* **TASK STATEMENT**
Write out the listing below without alteration, omitting its pictures.

[Dataset items]

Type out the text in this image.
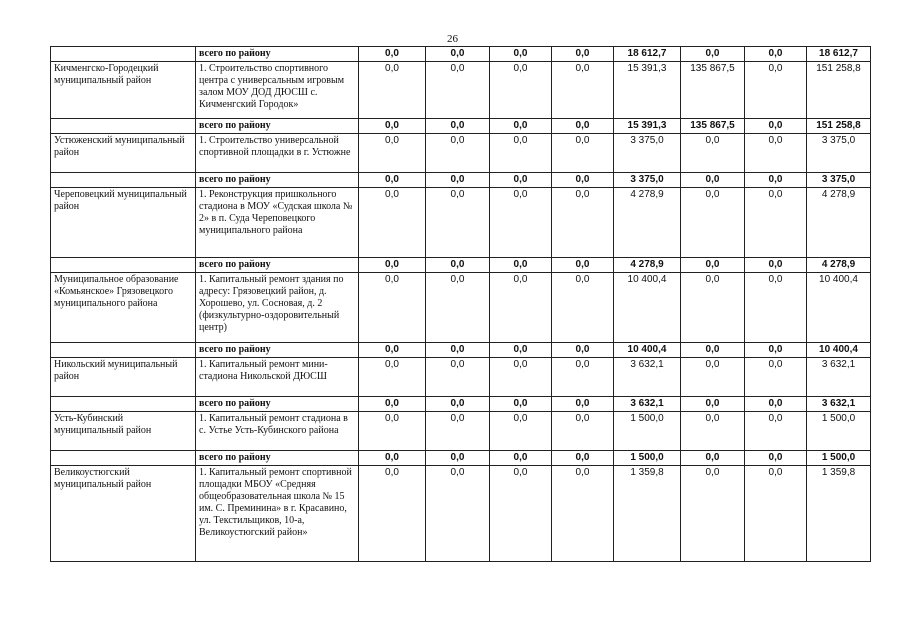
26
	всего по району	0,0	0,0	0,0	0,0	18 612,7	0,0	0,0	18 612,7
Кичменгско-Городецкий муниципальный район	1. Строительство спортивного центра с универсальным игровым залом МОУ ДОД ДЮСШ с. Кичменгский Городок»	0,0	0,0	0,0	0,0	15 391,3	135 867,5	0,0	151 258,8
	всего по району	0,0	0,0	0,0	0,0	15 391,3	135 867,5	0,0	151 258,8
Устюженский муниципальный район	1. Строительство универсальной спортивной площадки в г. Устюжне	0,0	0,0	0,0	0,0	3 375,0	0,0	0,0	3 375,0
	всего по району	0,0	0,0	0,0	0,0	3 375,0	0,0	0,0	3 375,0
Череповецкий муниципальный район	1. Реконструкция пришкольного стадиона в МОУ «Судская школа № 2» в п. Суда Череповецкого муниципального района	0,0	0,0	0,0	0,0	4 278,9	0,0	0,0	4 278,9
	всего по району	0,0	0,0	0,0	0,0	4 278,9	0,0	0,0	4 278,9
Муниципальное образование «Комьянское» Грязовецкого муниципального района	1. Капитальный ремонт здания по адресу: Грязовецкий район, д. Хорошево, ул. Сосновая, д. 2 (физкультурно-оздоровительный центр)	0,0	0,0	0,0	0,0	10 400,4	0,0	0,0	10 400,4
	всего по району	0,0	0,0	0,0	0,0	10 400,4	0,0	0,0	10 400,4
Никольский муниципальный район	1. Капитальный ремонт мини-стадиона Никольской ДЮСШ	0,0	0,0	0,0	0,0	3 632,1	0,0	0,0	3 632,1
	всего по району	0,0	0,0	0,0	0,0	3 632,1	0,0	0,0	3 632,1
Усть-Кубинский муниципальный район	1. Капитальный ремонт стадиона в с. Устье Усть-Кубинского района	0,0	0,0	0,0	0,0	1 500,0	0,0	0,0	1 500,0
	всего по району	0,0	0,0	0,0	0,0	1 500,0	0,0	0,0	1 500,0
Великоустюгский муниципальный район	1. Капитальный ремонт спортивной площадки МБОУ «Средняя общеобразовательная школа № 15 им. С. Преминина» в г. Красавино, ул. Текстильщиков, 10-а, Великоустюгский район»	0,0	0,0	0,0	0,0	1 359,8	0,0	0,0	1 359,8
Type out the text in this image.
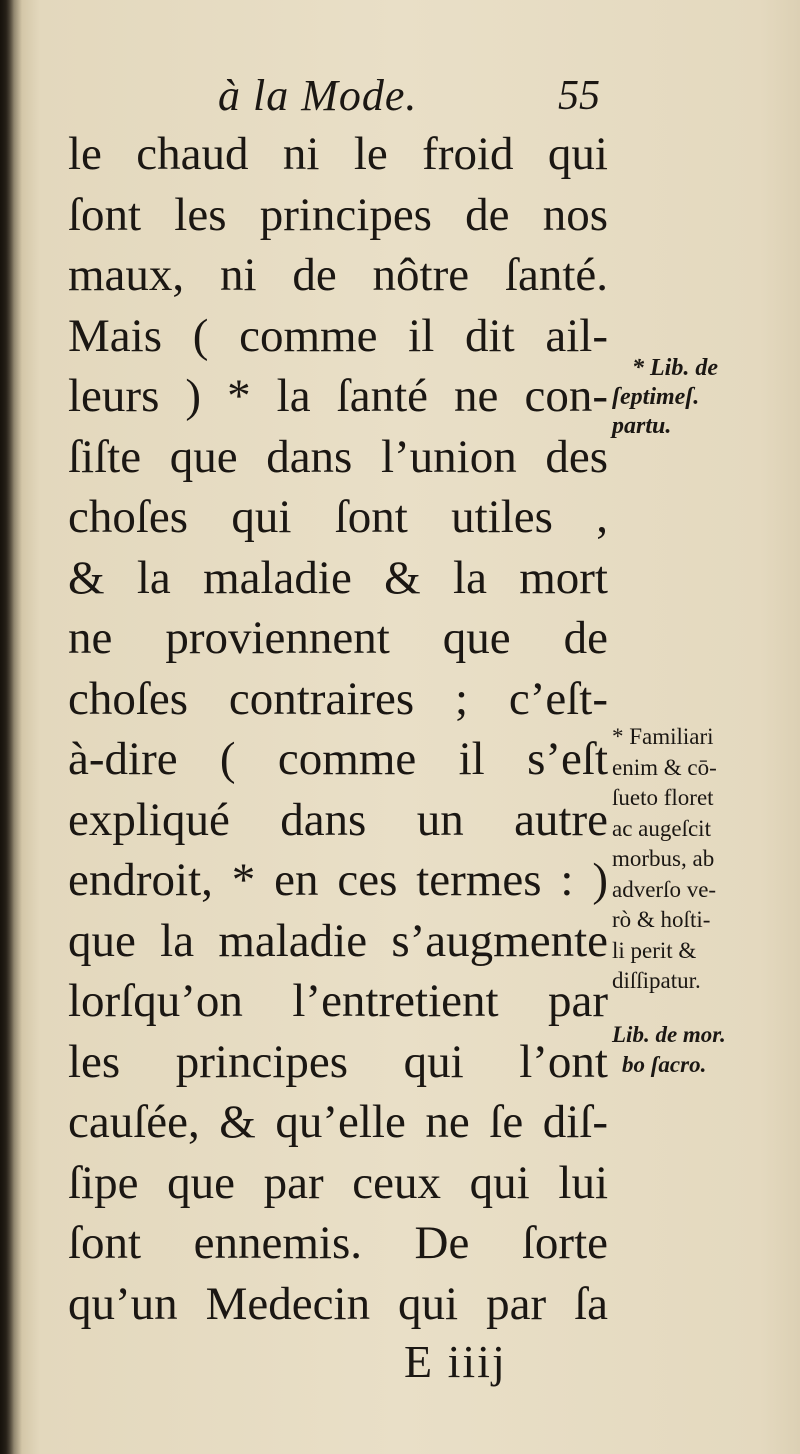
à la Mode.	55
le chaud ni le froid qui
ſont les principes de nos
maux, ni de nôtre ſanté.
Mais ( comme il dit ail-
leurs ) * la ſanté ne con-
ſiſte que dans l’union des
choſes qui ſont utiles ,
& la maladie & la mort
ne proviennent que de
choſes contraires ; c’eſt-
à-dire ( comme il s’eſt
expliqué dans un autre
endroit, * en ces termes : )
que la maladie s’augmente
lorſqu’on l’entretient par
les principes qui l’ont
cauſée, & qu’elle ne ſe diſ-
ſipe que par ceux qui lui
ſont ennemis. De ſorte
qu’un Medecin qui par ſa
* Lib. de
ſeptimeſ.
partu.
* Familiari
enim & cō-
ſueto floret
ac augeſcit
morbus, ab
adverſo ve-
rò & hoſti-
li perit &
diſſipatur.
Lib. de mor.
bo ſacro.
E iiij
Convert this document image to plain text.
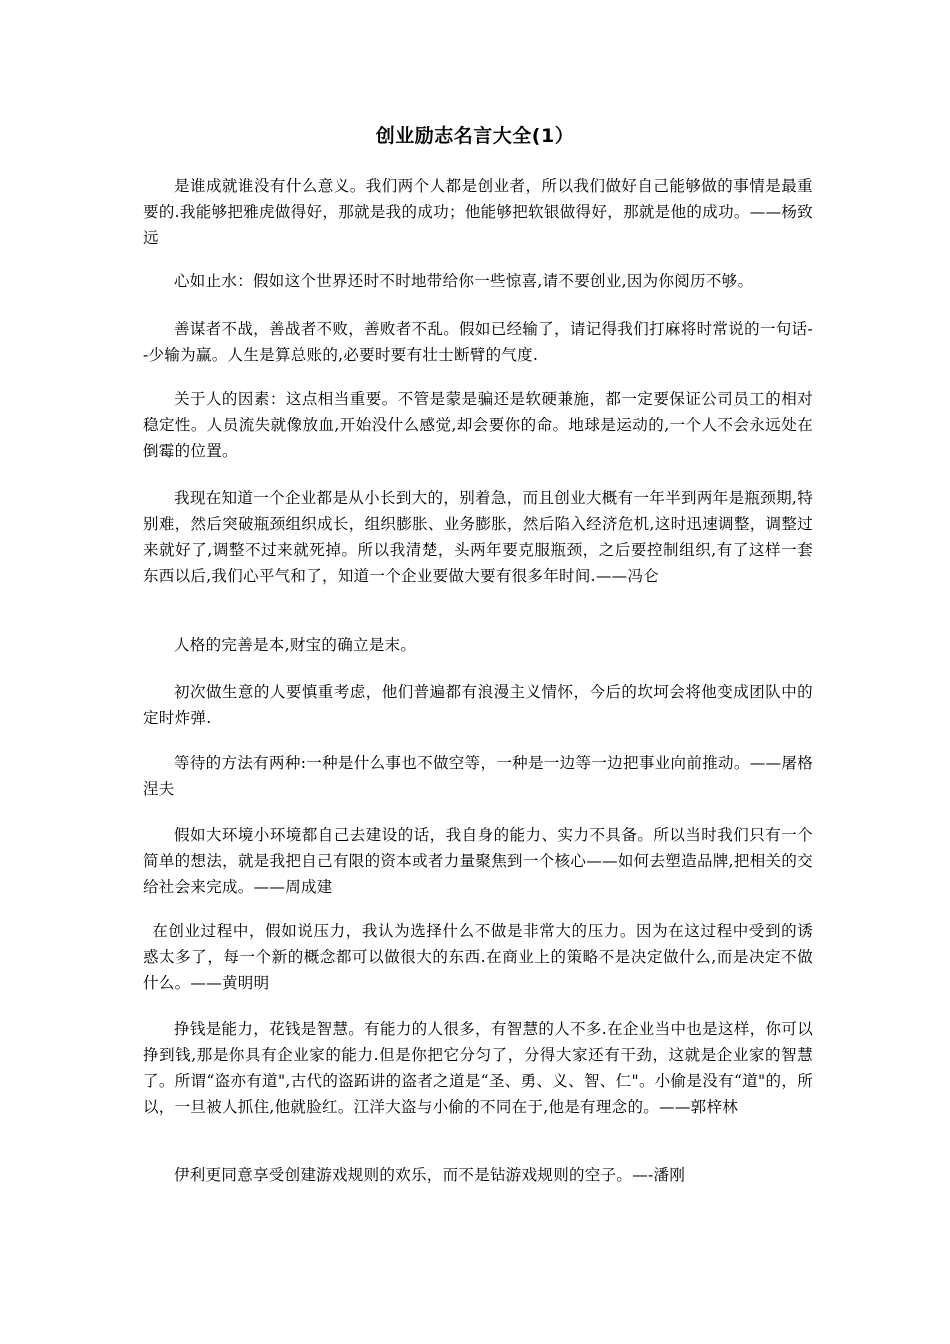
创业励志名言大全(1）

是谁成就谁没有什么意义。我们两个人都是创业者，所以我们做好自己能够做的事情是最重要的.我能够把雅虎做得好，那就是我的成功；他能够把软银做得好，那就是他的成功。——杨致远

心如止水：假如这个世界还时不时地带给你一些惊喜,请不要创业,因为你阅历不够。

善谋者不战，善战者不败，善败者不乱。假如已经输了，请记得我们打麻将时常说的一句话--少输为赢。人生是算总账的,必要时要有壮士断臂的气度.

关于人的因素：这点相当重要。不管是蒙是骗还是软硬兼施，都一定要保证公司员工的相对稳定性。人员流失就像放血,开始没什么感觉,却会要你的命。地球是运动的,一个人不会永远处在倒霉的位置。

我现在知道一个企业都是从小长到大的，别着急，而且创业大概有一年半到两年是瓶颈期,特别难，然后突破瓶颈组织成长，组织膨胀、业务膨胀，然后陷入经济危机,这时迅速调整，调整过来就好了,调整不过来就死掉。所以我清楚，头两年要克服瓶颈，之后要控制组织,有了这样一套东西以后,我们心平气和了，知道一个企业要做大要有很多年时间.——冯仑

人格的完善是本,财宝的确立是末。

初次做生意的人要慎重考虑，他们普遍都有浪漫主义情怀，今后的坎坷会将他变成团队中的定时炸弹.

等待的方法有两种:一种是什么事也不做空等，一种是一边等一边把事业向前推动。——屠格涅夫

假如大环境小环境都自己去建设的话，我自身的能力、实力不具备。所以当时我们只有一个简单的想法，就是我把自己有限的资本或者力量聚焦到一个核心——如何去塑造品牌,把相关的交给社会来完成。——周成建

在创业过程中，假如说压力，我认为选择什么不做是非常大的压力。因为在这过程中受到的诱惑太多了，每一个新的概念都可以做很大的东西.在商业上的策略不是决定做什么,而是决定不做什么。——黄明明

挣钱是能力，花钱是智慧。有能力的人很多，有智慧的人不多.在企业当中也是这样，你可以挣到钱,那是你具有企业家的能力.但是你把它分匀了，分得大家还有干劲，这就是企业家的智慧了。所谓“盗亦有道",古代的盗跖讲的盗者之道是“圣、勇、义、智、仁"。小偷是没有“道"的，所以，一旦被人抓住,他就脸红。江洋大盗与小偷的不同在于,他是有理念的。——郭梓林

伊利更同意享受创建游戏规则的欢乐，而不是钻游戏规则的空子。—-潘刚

* **ANSWER TO THE PROBLEM**
Type out the text in this image.
26
	всего по району	0,0	0,0	0,0	0,0	18 612,7	0,0	0,0	18 612,7
Кичменгско-Городецкий муниципальный район	1. Строительство спортивного центра с универсальным игровым залом МОУ ДОД ДЮСШ с. Кичменгский Городок»	0,0	0,0	0,0	0,0	15 391,3	135 867,5	0,0	151 258,8
	всего по району	0,0	0,0	0,0	0,0	15 391,3	135 867,5	0,0	151 258,8
Устюженский муниципальный район	1. Строительство универсальной спортивной площадки в г. Устюжне	0,0	0,0	0,0	0,0	3 375,0	0,0	0,0	3 375,0
	всего по району	0,0	0,0	0,0	0,0	3 375,0	0,0	0,0	3 375,0
Череповецкий муниципальный район	1. Реконструкция пришкольного стадиона в МОУ «Судская школа № 2» в п. Суда Череповецкого муниципального района	0,0	0,0	0,0	0,0	4 278,9	0,0	0,0	4 278,9
	всего по району	0,0	0,0	0,0	0,0	4 278,9	0,0	0,0	4 278,9
Муниципальное образование «Комьянское» Грязовецкого муниципального района	1. Капитальный ремонт здания по адресу: Грязовецкий район, д. Хорошево, ул. Сосновая, д. 2 (физкультурно-оздоровительный центр)	0,0	0,0	0,0	0,0	10 400,4	0,0	0,0	10 400,4
	всего по району	0,0	0,0	0,0	0,0	10 400,4	0,0	0,0	10 400,4
Никольский муниципальный район	1. Капитальный ремонт мини-стадиона Никольской ДЮСШ	0,0	0,0	0,0	0,0	3 632,1	0,0	0,0	3 632,1
	всего по району	0,0	0,0	0,0	0,0	3 632,1	0,0	0,0	3 632,1
Усть-Кубинский муниципальный район	1. Капитальный ремонт стадиона в с. Устье Усть-Кубинского района	0,0	0,0	0,0	0,0	1 500,0	0,0	0,0	1 500,0
	всего по району	0,0	0,0	0,0	0,0	1 500,0	0,0	0,0	1 500,0
Великоустюгский муниципальный район	1. Капитальный ремонт спортивной площадки МБОУ «Средняя общеобразовательная школа № 15 им. С. Преминина» в г. Красавино, ул. Текстильщиков, 10-а, Великоустюгский район»	0,0	0,0	0,0	0,0	1 359,8	0,0	0,0	1 359,8
Type out the text in this image.
à la Mode.	55
le chaud ni le froid qui
ſont les principes de nos
maux, ni de nôtre ſanté.
Mais ( comme il dit ail-
leurs ) * la ſanté ne con-
ſiſte que dans l’union des
choſes qui ſont utiles ,
& la maladie & la mort
ne proviennent que de
choſes contraires ; c’eſt-
à-dire ( comme il s’eſt
expliqué dans un autre
endroit, * en ces termes : )
que la maladie s’augmente
lorſqu’on l’entretient par
les principes qui l’ont
cauſée, & qu’elle ne ſe diſ-
ſipe que par ceux qui lui
ſont ennemis. De ſorte
qu’un Medecin qui par ſa
* Lib. de
ſeptimeſ.
partu.
* Familiari
enim & cō-
ſueto floret
ac augeſcit
morbus, ab
adverſo ve-
rò & hoſti-
li perit &
diſſipatur.
Lib. de mor.
bo ſacro.
E iiij
Convert this document image to plain text.
创业励志名言大全(1）

是谁成就谁没有什么意义。我们两个人都是创业者，所以我们做好自己能够做的事情是最重要的.我能够把雅虎做得好，那就是我的成功；他能够把软银做得好，那就是他的成功。——杨致远

心如止水：假如这个世界还时不时地带给你一些惊喜,请不要创业,因为你阅历不够。

善谋者不战，善战者不败，善败者不乱。假如已经输了，请记得我们打麻将时常说的一句话--少输为赢。人生是算总账的,必要时要有壮士断臂的气度.

关于人的因素：这点相当重要。不管是蒙是骗还是软硬兼施，都一定要保证公司员工的相对稳定性。人员流失就像放血,开始没什么感觉,却会要你的命。地球是运动的,一个人不会永远处在倒霉的位置。

我现在知道一个企业都是从小长到大的，别着急，而且创业大概有一年半到两年是瓶颈期,特别难，然后突破瓶颈组织成长，组织膨胀、业务膨胀，然后陷入经济危机,这时迅速调整，调整过来就好了,调整不过来就死掉。所以我清楚，头两年要克服瓶颈，之后要控制组织,有了这样一套东西以后,我们心平气和了，知道一个企业要做大要有很多年时间.——冯仑

人格的完善是本,财宝的确立是末。

初次做生意的人要慎重考虑，他们普遍都有浪漫主义情怀，今后的坎坷会将他变成团队中的定时炸弹.

等待的方法有两种:一种是什么事也不做空等，一种是一边等一边把事业向前推动。——屠格涅夫

假如大环境小环境都自己去建设的话，我自身的能力、实力不具备。所以当时我们只有一个简单的想法，就是我把自己有限的资本或者力量聚焦到一个核心——如何去塑造品牌,把相关的交给社会来完成。——周成建

在创业过程中，假如说压力，我认为选择什么不做是非常大的压力。因为在这过程中受到的诱惑太多了，每一个新的概念都可以做很大的东西.在商业上的策略不是决定做什么,而是决定不做什么。——黄明明

挣钱是能力，花钱是智慧。有能力的人很多，有智慧的人不多.在企业当中也是这样，你可以挣到钱,那是你具有企业家的能力.但是你把它分匀了，分得大家还有干劲，这就是企业家的智慧了。所谓“盗亦有道",古代的盗跖讲的盗者之道是“圣、勇、义、智、仁"。小偷是没有“道"的，所以，一旦被人抓住,他就脸红。江洋大盗与小偷的不同在于,他是有理念的。——郭梓林

伊利更同意享受创建游戏规则的欢乐，而不是钻游戏规则的空子。—-潘刚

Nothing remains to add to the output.